> WHAT IS BEING ASKED
The records below must be copied in full; omit the images.

Extracted data entries:

»»

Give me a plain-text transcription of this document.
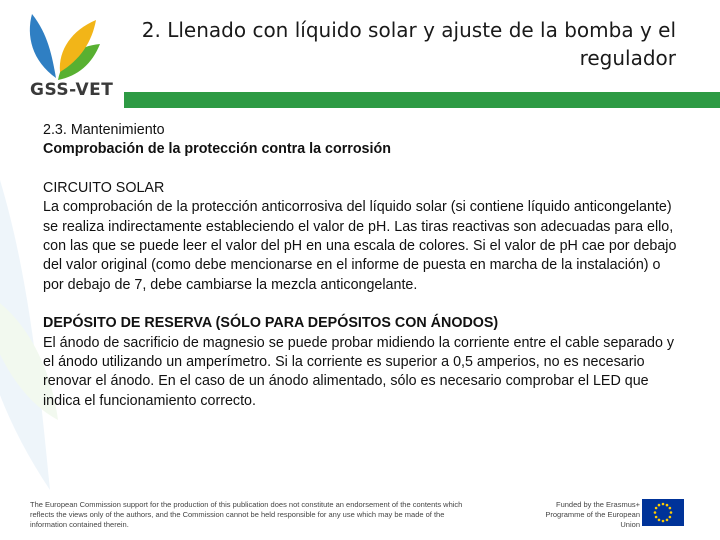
GSS-VET
2. Llenado con líquido solar y ajuste de la bomba y el regulador

2.3. Mantenimiento

Comprobación de la protección contra la corrosión

CIRCUITO SOLAR

La comprobación de la protección anticorrosiva del líquido solar (si contiene líquido anticongelante) se realiza indirectamente estableciendo el valor de pH. Las tiras reactivas son adecuadas para ello, con las que se puede leer el valor del pH en una escala de colores. Si el valor de pH cae por debajo del valor original (como debe mencionarse en el informe de puesta en marcha de la instalación) o por debajo de 7, debe cambiarse la mezcla anticongelante.

DEPÓSITO DE RESERVA (SÓLO PARA DEPÓSITOS CON ÁNODOS)

El ánodo de sacrificio de magnesio se puede probar midiendo la corriente entre el cable separado y el ánodo utilizando un amperímetro. Si la corriente es superior a 0,5 amperios, no es necesario renovar el ánodo. En el caso de un ánodo alimentado, sólo es necesario comprobar el LED que indica el funcionamiento correcto.

The European Commission support for the production of this publication does not constitute an endorsement of the contents which reflects the views only of the authors, and the Commission cannot be held responsible for any use which may be made of the information contained therein.
Funded by the Erasmus+ Programme of the European Union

««

> RESULT BELOW
Give me a plain-text transcription of this document.
GSS-VET
2. Llenado con líquido solar y ajuste de la bomba y el regulador

2.3. Mantenimiento

Comprobación de la protección contra la corrosión

CIRCUITO SOLAR

La comprobación de la protección anticorrosiva del líquido solar (si contiene líquido anticongelante) se realiza indirectamente estableciendo el valor de pH. Las tiras reactivas son adecuadas para ello, con las que se puede leer el valor del pH en una escala de colores. Si el valor de pH cae por debajo del valor original (como debe mencionarse en el informe de puesta en marcha de la instalación) o por debajo de 7, debe cambiarse la mezcla anticongelante.

DEPÓSITO DE RESERVA (SÓLO PARA DEPÓSITOS CON ÁNODOS)

El ánodo de sacrificio de magnesio se puede probar midiendo la corriente entre el cable separado y el ánodo utilizando un amperímetro. Si la corriente es superior a 0,5 amperios, no es necesario renovar el ánodo. En el caso de un ánodo alimentado, sólo es necesario comprobar el LED que indica el funcionamiento correcto.

The European Commission support for the production of this publication does not constitute an endorsement of the contents which reflects the views only of the authors, and the Commission cannot be held responsible for any use which may be made of the information contained therein.
Funded by the Erasmus+ Programme of the European Union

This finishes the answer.